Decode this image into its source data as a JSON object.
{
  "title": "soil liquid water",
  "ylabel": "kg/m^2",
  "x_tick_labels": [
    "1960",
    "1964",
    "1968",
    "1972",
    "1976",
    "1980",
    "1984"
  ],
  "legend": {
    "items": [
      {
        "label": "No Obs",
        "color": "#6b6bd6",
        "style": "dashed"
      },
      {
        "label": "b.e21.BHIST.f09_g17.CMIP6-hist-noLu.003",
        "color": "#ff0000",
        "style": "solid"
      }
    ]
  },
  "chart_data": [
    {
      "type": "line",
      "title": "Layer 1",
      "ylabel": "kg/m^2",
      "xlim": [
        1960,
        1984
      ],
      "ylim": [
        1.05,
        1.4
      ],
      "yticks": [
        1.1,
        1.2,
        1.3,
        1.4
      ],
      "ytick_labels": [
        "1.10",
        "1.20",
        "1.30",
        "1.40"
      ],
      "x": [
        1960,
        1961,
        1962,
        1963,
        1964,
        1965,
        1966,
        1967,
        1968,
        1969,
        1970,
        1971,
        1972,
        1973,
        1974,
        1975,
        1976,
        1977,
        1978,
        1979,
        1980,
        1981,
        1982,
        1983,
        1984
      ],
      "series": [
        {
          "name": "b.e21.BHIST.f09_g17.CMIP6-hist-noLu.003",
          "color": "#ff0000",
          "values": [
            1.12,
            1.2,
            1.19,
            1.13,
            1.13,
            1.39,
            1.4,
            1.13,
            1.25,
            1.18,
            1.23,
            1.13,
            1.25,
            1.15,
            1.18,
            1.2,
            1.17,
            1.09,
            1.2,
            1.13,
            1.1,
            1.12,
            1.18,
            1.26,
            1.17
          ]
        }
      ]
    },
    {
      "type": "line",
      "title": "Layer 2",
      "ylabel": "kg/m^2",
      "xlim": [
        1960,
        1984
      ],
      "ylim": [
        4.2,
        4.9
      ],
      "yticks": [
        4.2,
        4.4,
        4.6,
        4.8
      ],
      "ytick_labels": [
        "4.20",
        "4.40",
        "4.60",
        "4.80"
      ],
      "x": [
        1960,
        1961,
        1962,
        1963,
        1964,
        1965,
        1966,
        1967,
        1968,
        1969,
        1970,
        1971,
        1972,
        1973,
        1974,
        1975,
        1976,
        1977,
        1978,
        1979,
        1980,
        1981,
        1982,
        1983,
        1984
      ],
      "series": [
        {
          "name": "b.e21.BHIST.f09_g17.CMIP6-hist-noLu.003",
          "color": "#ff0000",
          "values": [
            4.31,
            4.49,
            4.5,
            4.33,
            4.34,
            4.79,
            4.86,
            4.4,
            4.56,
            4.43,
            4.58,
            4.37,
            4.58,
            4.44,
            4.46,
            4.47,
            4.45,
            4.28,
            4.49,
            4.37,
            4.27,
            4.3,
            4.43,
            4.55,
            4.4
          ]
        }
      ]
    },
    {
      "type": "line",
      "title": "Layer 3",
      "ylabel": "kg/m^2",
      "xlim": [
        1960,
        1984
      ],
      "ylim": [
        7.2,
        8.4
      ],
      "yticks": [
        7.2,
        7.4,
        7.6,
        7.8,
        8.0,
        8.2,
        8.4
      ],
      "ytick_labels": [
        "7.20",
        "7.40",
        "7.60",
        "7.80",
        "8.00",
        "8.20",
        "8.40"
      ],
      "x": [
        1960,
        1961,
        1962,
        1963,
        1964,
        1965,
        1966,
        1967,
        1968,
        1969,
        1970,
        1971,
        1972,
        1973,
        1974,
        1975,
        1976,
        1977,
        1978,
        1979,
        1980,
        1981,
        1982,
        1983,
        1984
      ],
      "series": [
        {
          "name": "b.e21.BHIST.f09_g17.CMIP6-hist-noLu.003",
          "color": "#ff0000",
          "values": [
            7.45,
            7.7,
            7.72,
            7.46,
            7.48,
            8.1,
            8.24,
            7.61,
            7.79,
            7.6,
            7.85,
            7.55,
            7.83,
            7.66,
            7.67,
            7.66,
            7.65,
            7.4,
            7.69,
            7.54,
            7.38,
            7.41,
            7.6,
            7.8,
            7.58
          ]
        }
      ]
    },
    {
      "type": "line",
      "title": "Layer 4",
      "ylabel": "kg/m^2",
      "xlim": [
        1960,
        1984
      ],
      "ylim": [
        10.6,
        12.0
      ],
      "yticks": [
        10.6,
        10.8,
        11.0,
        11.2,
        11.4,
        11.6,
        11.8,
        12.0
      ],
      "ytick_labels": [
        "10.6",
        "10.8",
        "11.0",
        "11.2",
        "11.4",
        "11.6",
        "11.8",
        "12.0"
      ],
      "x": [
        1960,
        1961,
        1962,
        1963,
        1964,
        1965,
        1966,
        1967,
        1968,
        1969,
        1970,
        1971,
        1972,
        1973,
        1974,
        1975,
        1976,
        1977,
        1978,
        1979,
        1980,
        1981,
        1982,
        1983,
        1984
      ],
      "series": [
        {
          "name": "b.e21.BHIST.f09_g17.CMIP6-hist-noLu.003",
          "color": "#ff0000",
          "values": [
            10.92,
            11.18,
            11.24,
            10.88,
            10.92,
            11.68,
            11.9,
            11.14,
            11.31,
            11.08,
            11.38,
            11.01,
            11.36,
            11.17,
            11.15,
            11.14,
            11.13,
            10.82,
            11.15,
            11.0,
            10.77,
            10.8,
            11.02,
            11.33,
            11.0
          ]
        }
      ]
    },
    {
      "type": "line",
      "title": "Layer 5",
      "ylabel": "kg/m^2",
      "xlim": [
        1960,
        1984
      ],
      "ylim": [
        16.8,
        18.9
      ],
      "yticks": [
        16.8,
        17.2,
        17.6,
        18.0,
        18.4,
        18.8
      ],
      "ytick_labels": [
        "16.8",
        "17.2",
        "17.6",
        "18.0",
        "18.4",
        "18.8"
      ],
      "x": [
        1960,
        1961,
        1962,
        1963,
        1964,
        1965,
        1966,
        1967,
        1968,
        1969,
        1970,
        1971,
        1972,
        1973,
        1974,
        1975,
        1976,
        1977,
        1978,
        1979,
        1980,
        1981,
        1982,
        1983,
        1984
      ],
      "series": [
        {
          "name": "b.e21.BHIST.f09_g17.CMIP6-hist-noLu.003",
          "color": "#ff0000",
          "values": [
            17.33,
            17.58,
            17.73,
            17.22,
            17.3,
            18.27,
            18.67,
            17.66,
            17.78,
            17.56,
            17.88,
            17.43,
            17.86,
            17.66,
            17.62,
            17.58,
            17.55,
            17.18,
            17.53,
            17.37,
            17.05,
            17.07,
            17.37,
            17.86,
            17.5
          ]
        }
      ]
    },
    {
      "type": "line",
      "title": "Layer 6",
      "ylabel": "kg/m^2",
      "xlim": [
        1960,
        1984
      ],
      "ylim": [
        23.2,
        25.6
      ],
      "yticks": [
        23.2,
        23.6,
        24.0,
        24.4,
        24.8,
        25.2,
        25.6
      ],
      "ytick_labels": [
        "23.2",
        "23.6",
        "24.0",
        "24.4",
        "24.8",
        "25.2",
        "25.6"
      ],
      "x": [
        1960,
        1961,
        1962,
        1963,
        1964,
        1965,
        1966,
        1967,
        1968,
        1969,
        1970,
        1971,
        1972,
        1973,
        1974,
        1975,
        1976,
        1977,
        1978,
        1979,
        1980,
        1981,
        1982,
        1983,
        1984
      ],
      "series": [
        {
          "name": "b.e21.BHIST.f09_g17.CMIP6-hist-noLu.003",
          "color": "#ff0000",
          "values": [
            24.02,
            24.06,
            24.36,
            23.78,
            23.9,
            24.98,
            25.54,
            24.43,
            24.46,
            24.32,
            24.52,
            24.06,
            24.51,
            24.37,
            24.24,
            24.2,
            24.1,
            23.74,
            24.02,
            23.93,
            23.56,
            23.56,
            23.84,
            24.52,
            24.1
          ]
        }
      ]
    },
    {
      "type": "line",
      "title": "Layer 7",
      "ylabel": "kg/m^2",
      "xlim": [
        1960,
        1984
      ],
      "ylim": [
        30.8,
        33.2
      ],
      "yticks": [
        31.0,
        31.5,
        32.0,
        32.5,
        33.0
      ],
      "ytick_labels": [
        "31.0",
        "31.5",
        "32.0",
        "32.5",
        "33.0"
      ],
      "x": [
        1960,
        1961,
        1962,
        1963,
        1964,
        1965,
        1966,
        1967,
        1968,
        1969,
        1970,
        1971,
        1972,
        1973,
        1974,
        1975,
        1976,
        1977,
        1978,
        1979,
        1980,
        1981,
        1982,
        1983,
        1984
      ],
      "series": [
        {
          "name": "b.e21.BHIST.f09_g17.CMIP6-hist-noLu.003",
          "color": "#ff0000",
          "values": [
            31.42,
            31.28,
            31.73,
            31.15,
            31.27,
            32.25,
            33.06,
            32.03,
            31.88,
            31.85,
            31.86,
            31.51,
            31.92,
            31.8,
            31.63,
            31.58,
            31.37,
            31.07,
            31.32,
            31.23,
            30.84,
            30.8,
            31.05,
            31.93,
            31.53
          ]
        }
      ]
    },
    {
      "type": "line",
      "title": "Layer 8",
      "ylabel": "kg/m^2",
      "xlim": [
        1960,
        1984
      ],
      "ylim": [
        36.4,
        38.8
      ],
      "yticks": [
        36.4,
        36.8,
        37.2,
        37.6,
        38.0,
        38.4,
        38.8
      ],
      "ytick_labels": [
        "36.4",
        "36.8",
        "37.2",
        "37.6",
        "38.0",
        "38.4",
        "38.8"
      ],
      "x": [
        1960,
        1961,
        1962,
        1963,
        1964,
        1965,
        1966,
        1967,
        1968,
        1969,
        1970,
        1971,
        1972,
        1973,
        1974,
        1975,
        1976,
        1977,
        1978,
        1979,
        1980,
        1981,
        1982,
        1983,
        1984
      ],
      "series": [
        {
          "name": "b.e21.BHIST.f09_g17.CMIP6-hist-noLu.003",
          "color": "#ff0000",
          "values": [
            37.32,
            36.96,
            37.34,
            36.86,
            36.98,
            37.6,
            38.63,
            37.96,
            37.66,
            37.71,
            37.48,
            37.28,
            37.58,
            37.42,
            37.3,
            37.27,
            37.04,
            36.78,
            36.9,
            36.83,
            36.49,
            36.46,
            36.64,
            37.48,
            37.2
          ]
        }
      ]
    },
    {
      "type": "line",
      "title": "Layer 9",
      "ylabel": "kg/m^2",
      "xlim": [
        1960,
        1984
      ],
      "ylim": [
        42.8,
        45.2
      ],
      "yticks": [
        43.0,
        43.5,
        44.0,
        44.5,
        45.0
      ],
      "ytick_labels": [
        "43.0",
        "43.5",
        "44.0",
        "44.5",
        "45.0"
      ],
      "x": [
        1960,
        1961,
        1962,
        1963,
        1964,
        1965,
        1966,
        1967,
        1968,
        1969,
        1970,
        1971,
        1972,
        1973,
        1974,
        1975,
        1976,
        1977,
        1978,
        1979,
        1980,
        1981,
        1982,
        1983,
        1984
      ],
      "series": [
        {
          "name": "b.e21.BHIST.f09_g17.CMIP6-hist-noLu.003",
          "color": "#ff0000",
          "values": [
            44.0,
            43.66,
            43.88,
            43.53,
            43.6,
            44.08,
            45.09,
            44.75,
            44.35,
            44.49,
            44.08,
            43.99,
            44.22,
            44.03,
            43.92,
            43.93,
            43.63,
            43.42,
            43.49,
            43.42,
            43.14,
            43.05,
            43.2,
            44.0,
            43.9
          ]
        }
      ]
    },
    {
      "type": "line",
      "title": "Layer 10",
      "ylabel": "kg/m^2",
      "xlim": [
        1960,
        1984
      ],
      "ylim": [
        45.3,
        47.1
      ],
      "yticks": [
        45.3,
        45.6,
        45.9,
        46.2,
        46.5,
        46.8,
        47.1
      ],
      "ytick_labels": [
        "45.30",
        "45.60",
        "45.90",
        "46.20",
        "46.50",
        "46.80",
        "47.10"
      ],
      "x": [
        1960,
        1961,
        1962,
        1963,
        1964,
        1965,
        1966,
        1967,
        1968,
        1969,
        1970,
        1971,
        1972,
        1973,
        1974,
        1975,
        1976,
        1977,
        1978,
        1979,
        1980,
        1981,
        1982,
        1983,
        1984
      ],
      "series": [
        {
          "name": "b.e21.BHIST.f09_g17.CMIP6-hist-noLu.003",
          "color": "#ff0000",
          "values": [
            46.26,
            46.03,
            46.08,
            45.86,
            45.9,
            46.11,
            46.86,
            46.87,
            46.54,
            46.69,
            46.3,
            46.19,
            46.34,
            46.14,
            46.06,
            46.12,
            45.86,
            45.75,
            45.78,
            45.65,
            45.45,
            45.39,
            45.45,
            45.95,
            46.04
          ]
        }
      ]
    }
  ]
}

....................

Which lines contain the word "title"? Return each of them.

  "title": "soil liquid water",
      "title": "Layer 1",
      "title": "Layer 2",
      "title": "Layer 3",
      "title": "Layer 4",
      "title": "Layer 5",
      "title": "Layer 6",
      "title": "Layer 7",
      "title": "Layer 8",
      "title": "Layer 9",
      "title": "Layer 10",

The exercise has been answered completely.